### WHAT NEEDS TO BE DONE
Your answer should be a single number: the count of lines containing the string "type".

### LISTED ENTRIES
---+---

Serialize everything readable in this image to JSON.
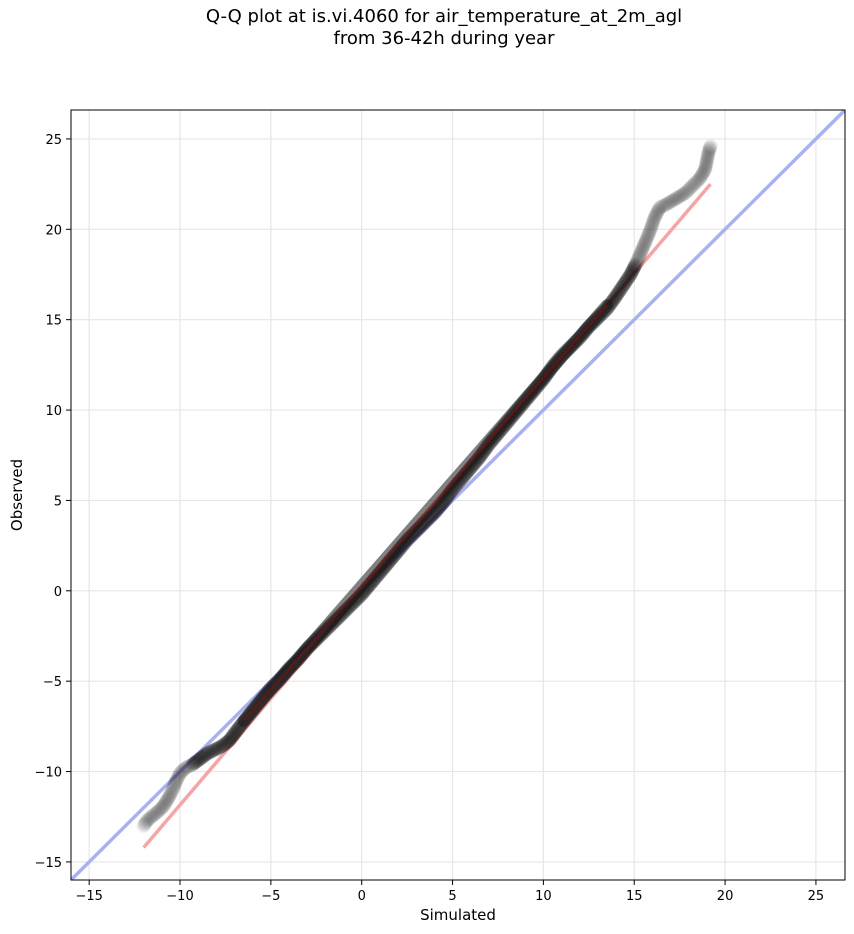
{
  "chart_data": {
    "type": "scatter",
    "title_line1": "Q-Q plot at is.vi.4060 for air_temperature_at_2m_agl",
    "title_line2": "from 36-42h during year",
    "xlabel": "Simulated",
    "ylabel": "Observed",
    "xlim": [
      -16,
      26.6
    ],
    "ylim": [
      -16,
      26.6
    ],
    "xticks": [
      -15,
      -10,
      -5,
      0,
      5,
      10,
      15,
      20,
      25
    ],
    "yticks": [
      -15,
      -10,
      -5,
      0,
      5,
      10,
      15,
      20,
      25
    ],
    "xtick_labels": [
      "−15",
      "−10",
      "−5",
      "0",
      "5",
      "10",
      "15",
      "20",
      "25"
    ],
    "ytick_labels": [
      "−15",
      "−10",
      "−5",
      "0",
      "5",
      "10",
      "15",
      "20",
      "25"
    ],
    "grid": true,
    "reference_lines": [
      {
        "kind": "identity",
        "color": "#aab0f2",
        "x": [
          -16,
          26.6
        ],
        "y": [
          -16,
          26.6
        ]
      },
      {
        "kind": "fit",
        "color": "#f4a6a6",
        "x": [
          -12,
          19.2
        ],
        "y": [
          -14.2,
          22.5
        ]
      }
    ],
    "core_line": {
      "x": [
        -6.5,
        13.5
      ],
      "y": [
        -7.2,
        15.8
      ]
    },
    "quantiles": [
      {
        "x": -12.0,
        "y": -13.0
      },
      {
        "x": -11.8,
        "y": -12.7
      },
      {
        "x": -11.2,
        "y": -12.2
      },
      {
        "x": -10.9,
        "y": -11.9
      },
      {
        "x": -10.6,
        "y": -11.4
      },
      {
        "x": -10.4,
        "y": -11.0
      },
      {
        "x": -10.2,
        "y": -10.5
      },
      {
        "x": -10.0,
        "y": -10.1
      },
      {
        "x": -9.7,
        "y": -9.8
      },
      {
        "x": -9.3,
        "y": -9.6
      },
      {
        "x": -8.9,
        "y": -9.3
      },
      {
        "x": -8.5,
        "y": -9.0
      },
      {
        "x": -8.1,
        "y": -8.8
      },
      {
        "x": -7.7,
        "y": -8.6
      },
      {
        "x": -7.3,
        "y": -8.3
      },
      {
        "x": -7.0,
        "y": -7.9
      },
      {
        "x": -6.7,
        "y": -7.5
      },
      {
        "x": -6.3,
        "y": -7.0
      },
      {
        "x": -5.9,
        "y": -6.5
      },
      {
        "x": -5.5,
        "y": -6.0
      },
      {
        "x": -5.0,
        "y": -5.4
      },
      {
        "x": -4.5,
        "y": -4.9
      },
      {
        "x": -4.0,
        "y": -4.3
      },
      {
        "x": -3.5,
        "y": -3.8
      },
      {
        "x": -3.0,
        "y": -3.2
      },
      {
        "x": -2.5,
        "y": -2.7
      },
      {
        "x": -2.0,
        "y": -2.2
      },
      {
        "x": -1.5,
        "y": -1.7
      },
      {
        "x": -1.0,
        "y": -1.2
      },
      {
        "x": -0.5,
        "y": -0.7
      },
      {
        "x": 0.0,
        "y": -0.2
      },
      {
        "x": 0.5,
        "y": 0.4
      },
      {
        "x": 1.0,
        "y": 1.0
      },
      {
        "x": 1.5,
        "y": 1.6
      },
      {
        "x": 2.0,
        "y": 2.2
      },
      {
        "x": 2.5,
        "y": 2.8
      },
      {
        "x": 3.0,
        "y": 3.3
      },
      {
        "x": 3.5,
        "y": 3.8
      },
      {
        "x": 4.0,
        "y": 4.3
      },
      {
        "x": 4.5,
        "y": 4.9
      },
      {
        "x": 5.0,
        "y": 5.6
      },
      {
        "x": 5.5,
        "y": 6.2
      },
      {
        "x": 6.0,
        "y": 6.8
      },
      {
        "x": 6.5,
        "y": 7.4
      },
      {
        "x": 7.0,
        "y": 8.1
      },
      {
        "x": 7.5,
        "y": 8.7
      },
      {
        "x": 8.0,
        "y": 9.3
      },
      {
        "x": 8.5,
        "y": 9.9
      },
      {
        "x": 9.0,
        "y": 10.5
      },
      {
        "x": 9.5,
        "y": 11.1
      },
      {
        "x": 10.0,
        "y": 11.7
      },
      {
        "x": 10.5,
        "y": 12.4
      },
      {
        "x": 11.0,
        "y": 13.0
      },
      {
        "x": 11.5,
        "y": 13.5
      },
      {
        "x": 12.0,
        "y": 14.0
      },
      {
        "x": 12.5,
        "y": 14.6
      },
      {
        "x": 13.0,
        "y": 15.1
      },
      {
        "x": 13.5,
        "y": 15.6
      },
      {
        "x": 14.0,
        "y": 16.3
      },
      {
        "x": 14.4,
        "y": 16.9
      },
      {
        "x": 14.8,
        "y": 17.5
      },
      {
        "x": 15.1,
        "y": 18.1
      },
      {
        "x": 15.4,
        "y": 18.8
      },
      {
        "x": 15.7,
        "y": 19.5
      },
      {
        "x": 15.9,
        "y": 20.0
      },
      {
        "x": 16.1,
        "y": 20.6
      },
      {
        "x": 16.4,
        "y": 21.2
      },
      {
        "x": 16.8,
        "y": 21.4
      },
      {
        "x": 17.3,
        "y": 21.7
      },
      {
        "x": 17.8,
        "y": 22.0
      },
      {
        "x": 18.2,
        "y": 22.4
      },
      {
        "x": 18.6,
        "y": 22.8
      },
      {
        "x": 18.9,
        "y": 23.3
      },
      {
        "x": 19.1,
        "y": 24.3
      },
      {
        "x": 19.2,
        "y": 24.6
      }
    ]
  }
}
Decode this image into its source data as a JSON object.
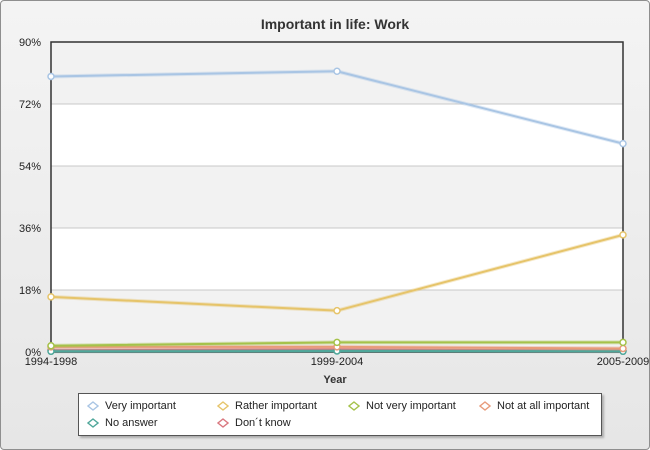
{
  "chart_data": {
    "type": "line",
    "title": "Important in life: Work",
    "xlabel": "Year",
    "ylabel": "",
    "categories": [
      "1994-1998",
      "1999-2004",
      "2005-2009"
    ],
    "ylim": [
      0,
      90
    ],
    "yticks": [
      0,
      18,
      36,
      54,
      72,
      90
    ],
    "ytick_labels": [
      "0%",
      "18%",
      "36%",
      "54%",
      "72%",
      "90%"
    ],
    "grid": "alternating horizontal bands",
    "legend_position": "bottom",
    "series": [
      {
        "name": "Very important",
        "color": "#a9c5e4",
        "values": [
          80,
          81.5,
          60.5
        ]
      },
      {
        "name": "Rather important",
        "color": "#e6c46a",
        "values": [
          16,
          12,
          34
        ]
      },
      {
        "name": "Not very important",
        "color": "#a5c24a",
        "values": [
          1.8,
          2.8,
          2.8
        ]
      },
      {
        "name": "Not at all important",
        "color": "#e89b7a",
        "values": [
          1.5,
          1.5,
          1.0
        ]
      },
      {
        "name": "No answer",
        "color": "#4fa79a",
        "values": [
          0.2,
          0.3,
          0.2
        ]
      },
      {
        "name": "Don´t know",
        "color": "#d9777f",
        "values": [
          0.5,
          0.8,
          0.4
        ]
      }
    ]
  }
}
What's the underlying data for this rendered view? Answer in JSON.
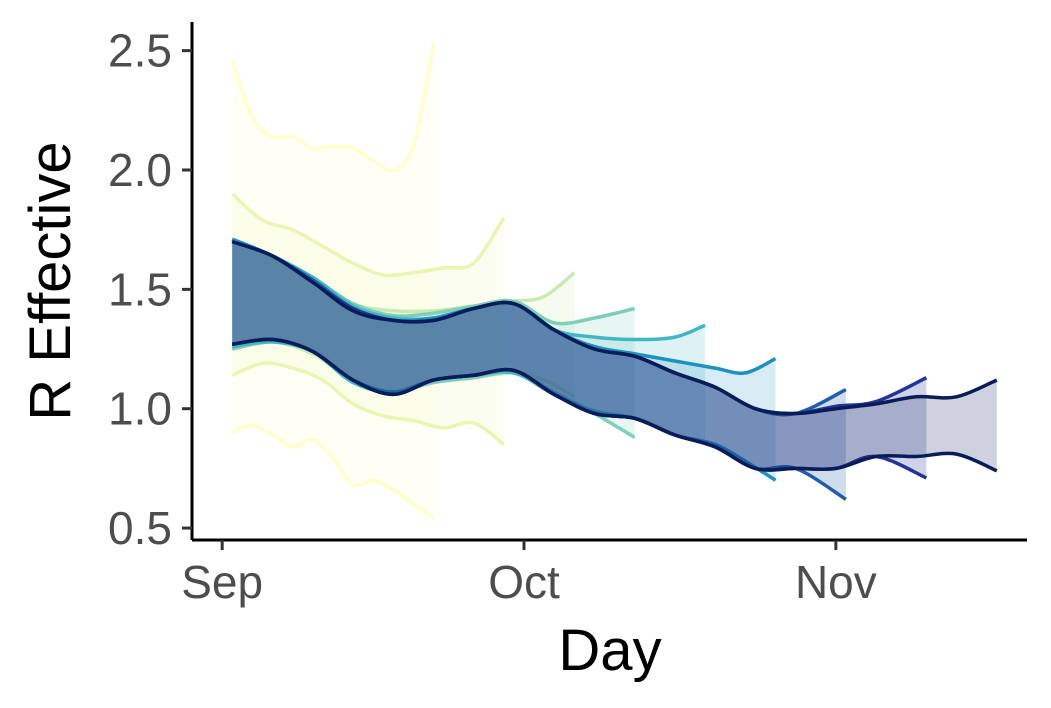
{
  "chart_data": {
    "type": "area",
    "title": "",
    "xlabel": "Day",
    "ylabel": "R Effective",
    "ylim": [
      0.45,
      2.62
    ],
    "y_ticks": [
      0.5,
      1.0,
      1.5,
      2.0,
      2.5
    ],
    "y_tick_labels": [
      "0.5",
      "1.0",
      "1.5",
      "2.0",
      "2.5"
    ],
    "x_ticks": [
      {
        "date": "2020-09-01",
        "label": "Sep"
      },
      {
        "date": "2020-10-01",
        "label": "Oct"
      },
      {
        "date": "2020-11-01",
        "label": "Nov"
      }
    ],
    "x_range": [
      "2020-08-29",
      "2020-11-20"
    ],
    "grid": false,
    "legend": "none",
    "colors": [
      "#ffffcc",
      "#e8f6b1",
      "#c7e9b4",
      "#7fcdbb",
      "#41b6c4",
      "#1d91c0",
      "#225ea8",
      "#253494",
      "#081d58"
    ],
    "series": [
      {
        "color": "#ffffcc",
        "fill_opacity": 0.2,
        "dates": [
          "2020-09-02",
          "2020-09-04",
          "2020-09-06",
          "2020-09-08",
          "2020-09-10",
          "2020-09-12",
          "2020-09-14",
          "2020-09-16",
          "2020-09-18",
          "2020-09-20",
          "2020-09-22"
        ],
        "upper": [
          2.46,
          2.22,
          2.14,
          2.14,
          2.09,
          2.1,
          2.09,
          2.04,
          2.0,
          2.1,
          2.53
        ],
        "lower": [
          0.9,
          0.93,
          0.89,
          0.84,
          0.87,
          0.79,
          0.68,
          0.7,
          0.66,
          0.6,
          0.54
        ]
      },
      {
        "color": "#e8f6b1",
        "fill_opacity": 0.18,
        "dates": [
          "2020-09-02",
          "2020-09-05",
          "2020-09-08",
          "2020-09-11",
          "2020-09-14",
          "2020-09-17",
          "2020-09-20",
          "2020-09-23",
          "2020-09-26",
          "2020-09-29"
        ],
        "upper": [
          1.9,
          1.79,
          1.75,
          1.68,
          1.61,
          1.56,
          1.57,
          1.59,
          1.61,
          1.8
        ],
        "lower": [
          1.14,
          1.19,
          1.17,
          1.12,
          1.02,
          0.97,
          0.95,
          0.92,
          0.94,
          0.85
        ]
      },
      {
        "color": "#c7e9b4",
        "fill_opacity": 0.18,
        "dates": [
          "2020-09-02",
          "2020-09-06",
          "2020-09-10",
          "2020-09-14",
          "2020-09-18",
          "2020-09-22",
          "2020-09-26",
          "2020-09-30",
          "2020-10-03",
          "2020-10-06"
        ],
        "upper": [
          1.71,
          1.64,
          1.55,
          1.44,
          1.41,
          1.41,
          1.43,
          1.45,
          1.47,
          1.57
        ],
        "lower": [
          1.25,
          1.28,
          1.23,
          1.12,
          1.07,
          1.11,
          1.13,
          1.15,
          1.12,
          1.05
        ]
      },
      {
        "color": "#7fcdbb",
        "fill_opacity": 0.18,
        "dates": [
          "2020-09-02",
          "2020-09-06",
          "2020-09-10",
          "2020-09-14",
          "2020-09-18",
          "2020-09-22",
          "2020-09-26",
          "2020-09-30",
          "2020-10-04",
          "2020-10-08",
          "2020-10-12"
        ],
        "upper": [
          1.71,
          1.64,
          1.55,
          1.44,
          1.39,
          1.4,
          1.43,
          1.45,
          1.36,
          1.38,
          1.42
        ],
        "lower": [
          1.25,
          1.28,
          1.24,
          1.11,
          1.07,
          1.11,
          1.13,
          1.15,
          1.07,
          0.98,
          0.88
        ]
      },
      {
        "color": "#41b6c4",
        "fill_opacity": 0.18,
        "dates": [
          "2020-09-02",
          "2020-09-06",
          "2020-09-10",
          "2020-09-14",
          "2020-09-18",
          "2020-09-22",
          "2020-09-26",
          "2020-09-30",
          "2020-10-04",
          "2020-10-08",
          "2020-10-12",
          "2020-10-16",
          "2020-10-19"
        ],
        "upper": [
          1.71,
          1.64,
          1.55,
          1.43,
          1.38,
          1.38,
          1.42,
          1.44,
          1.33,
          1.3,
          1.29,
          1.3,
          1.35
        ],
        "lower": [
          1.26,
          1.28,
          1.24,
          1.11,
          1.07,
          1.12,
          1.14,
          1.15,
          1.06,
          0.99,
          0.96,
          0.89,
          0.86
        ]
      },
      {
        "color": "#1d91c0",
        "fill_opacity": 0.18,
        "dates": [
          "2020-09-02",
          "2020-09-06",
          "2020-09-10",
          "2020-09-14",
          "2020-09-18",
          "2020-09-22",
          "2020-09-26",
          "2020-09-30",
          "2020-10-04",
          "2020-10-08",
          "2020-10-12",
          "2020-10-16",
          "2020-10-20",
          "2020-10-23",
          "2020-10-26"
        ],
        "upper": [
          1.71,
          1.64,
          1.54,
          1.42,
          1.37,
          1.38,
          1.42,
          1.44,
          1.33,
          1.26,
          1.23,
          1.2,
          1.17,
          1.15,
          1.21
        ],
        "lower": [
          1.27,
          1.29,
          1.24,
          1.12,
          1.07,
          1.12,
          1.14,
          1.16,
          1.06,
          0.98,
          0.96,
          0.89,
          0.85,
          0.78,
          0.7
        ]
      },
      {
        "color": "#225ea8",
        "fill_opacity": 0.22,
        "dates": [
          "2020-09-02",
          "2020-09-06",
          "2020-09-10",
          "2020-09-14",
          "2020-09-18",
          "2020-09-22",
          "2020-09-26",
          "2020-09-30",
          "2020-10-04",
          "2020-10-08",
          "2020-10-12",
          "2020-10-16",
          "2020-10-20",
          "2020-10-24",
          "2020-10-28",
          "2020-11-02"
        ],
        "upper": [
          1.7,
          1.64,
          1.54,
          1.42,
          1.37,
          1.37,
          1.42,
          1.44,
          1.33,
          1.25,
          1.22,
          1.15,
          1.09,
          1.0,
          0.98,
          1.08
        ],
        "lower": [
          1.27,
          1.29,
          1.24,
          1.12,
          1.06,
          1.12,
          1.14,
          1.16,
          1.06,
          0.98,
          0.96,
          0.89,
          0.84,
          0.75,
          0.75,
          0.62
        ]
      },
      {
        "color": "#253494",
        "fill_opacity": 0.22,
        "dates": [
          "2020-09-02",
          "2020-09-06",
          "2020-09-10",
          "2020-09-14",
          "2020-09-18",
          "2020-09-22",
          "2020-09-26",
          "2020-09-30",
          "2020-10-04",
          "2020-10-08",
          "2020-10-12",
          "2020-10-16",
          "2020-10-20",
          "2020-10-24",
          "2020-10-28",
          "2020-11-01",
          "2020-11-05",
          "2020-11-10"
        ],
        "upper": [
          1.7,
          1.64,
          1.53,
          1.42,
          1.37,
          1.37,
          1.42,
          1.44,
          1.33,
          1.25,
          1.22,
          1.15,
          1.09,
          1.0,
          0.98,
          1.01,
          1.03,
          1.13
        ],
        "lower": [
          1.27,
          1.29,
          1.24,
          1.12,
          1.06,
          1.12,
          1.14,
          1.16,
          1.06,
          0.98,
          0.96,
          0.89,
          0.84,
          0.75,
          0.75,
          0.75,
          0.8,
          0.71
        ]
      },
      {
        "color": "#081d58",
        "fill_opacity": 0.2,
        "dates": [
          "2020-09-02",
          "2020-09-06",
          "2020-09-10",
          "2020-09-14",
          "2020-09-18",
          "2020-09-22",
          "2020-09-26",
          "2020-09-30",
          "2020-10-04",
          "2020-10-08",
          "2020-10-12",
          "2020-10-16",
          "2020-10-20",
          "2020-10-24",
          "2020-10-28",
          "2020-11-01",
          "2020-11-05",
          "2020-11-09",
          "2020-11-13",
          "2020-11-17"
        ],
        "upper": [
          1.7,
          1.64,
          1.53,
          1.41,
          1.37,
          1.37,
          1.42,
          1.44,
          1.33,
          1.25,
          1.22,
          1.15,
          1.09,
          1.0,
          0.98,
          1.0,
          1.02,
          1.05,
          1.05,
          1.12
        ],
        "lower": [
          1.27,
          1.29,
          1.24,
          1.12,
          1.06,
          1.12,
          1.14,
          1.16,
          1.06,
          0.98,
          0.96,
          0.89,
          0.84,
          0.75,
          0.75,
          0.75,
          0.8,
          0.8,
          0.81,
          0.74
        ]
      }
    ]
  }
}
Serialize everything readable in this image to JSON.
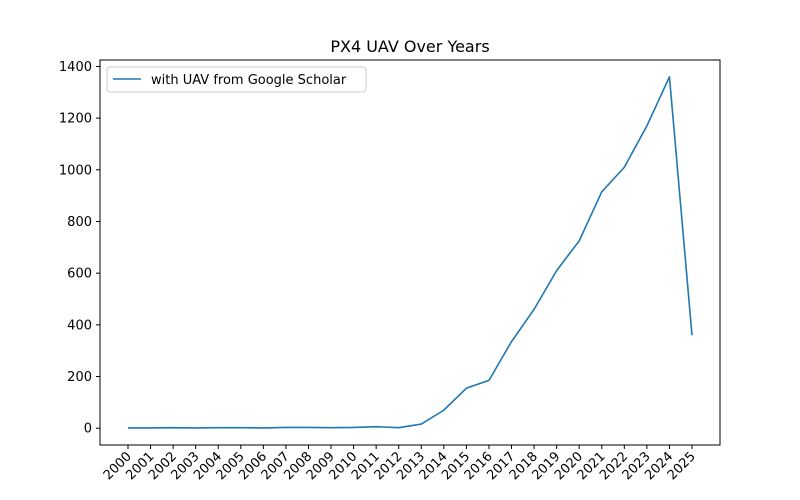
{
  "chart_data": {
    "type": "line",
    "title": "PX4 UAV Over Years",
    "xlabel": "",
    "ylabel": "",
    "categories": [
      "2000",
      "2001",
      "2002",
      "2003",
      "2004",
      "2005",
      "2006",
      "2007",
      "2008",
      "2009",
      "2010",
      "2011",
      "2012",
      "2013",
      "2014",
      "2015",
      "2016",
      "2017",
      "2018",
      "2019",
      "2020",
      "2021",
      "2022",
      "2023",
      "2024",
      "2025"
    ],
    "series": [
      {
        "name": "with UAV from Google Scholar",
        "color": "#1f77b4",
        "values": [
          1,
          1,
          2,
          1,
          2,
          2,
          1,
          3,
          3,
          2,
          3,
          6,
          2,
          16,
          70,
          155,
          185,
          335,
          460,
          610,
          725,
          915,
          1010,
          1170,
          1360,
          360
        ]
      }
    ],
    "yticks": [
      0,
      200,
      400,
      600,
      800,
      1000,
      1200,
      1400
    ],
    "ylim": [
      -65,
      1425
    ],
    "grid": false,
    "legend_position": "top-left"
  }
}
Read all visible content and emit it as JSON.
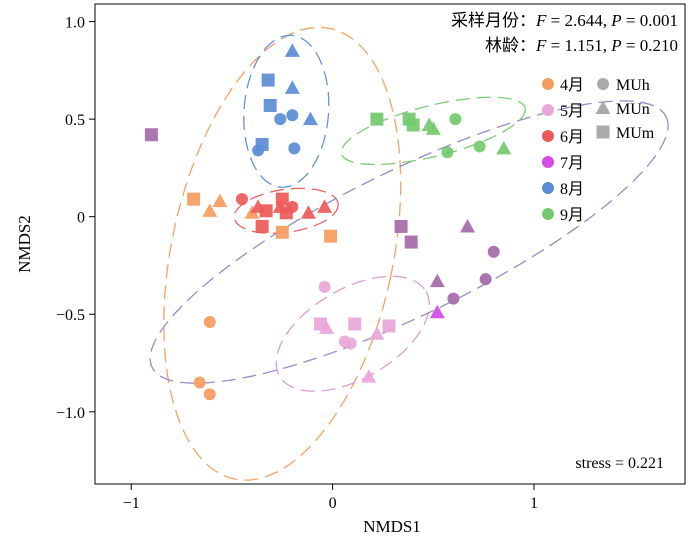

---+---

### EXERCISE RESULT
4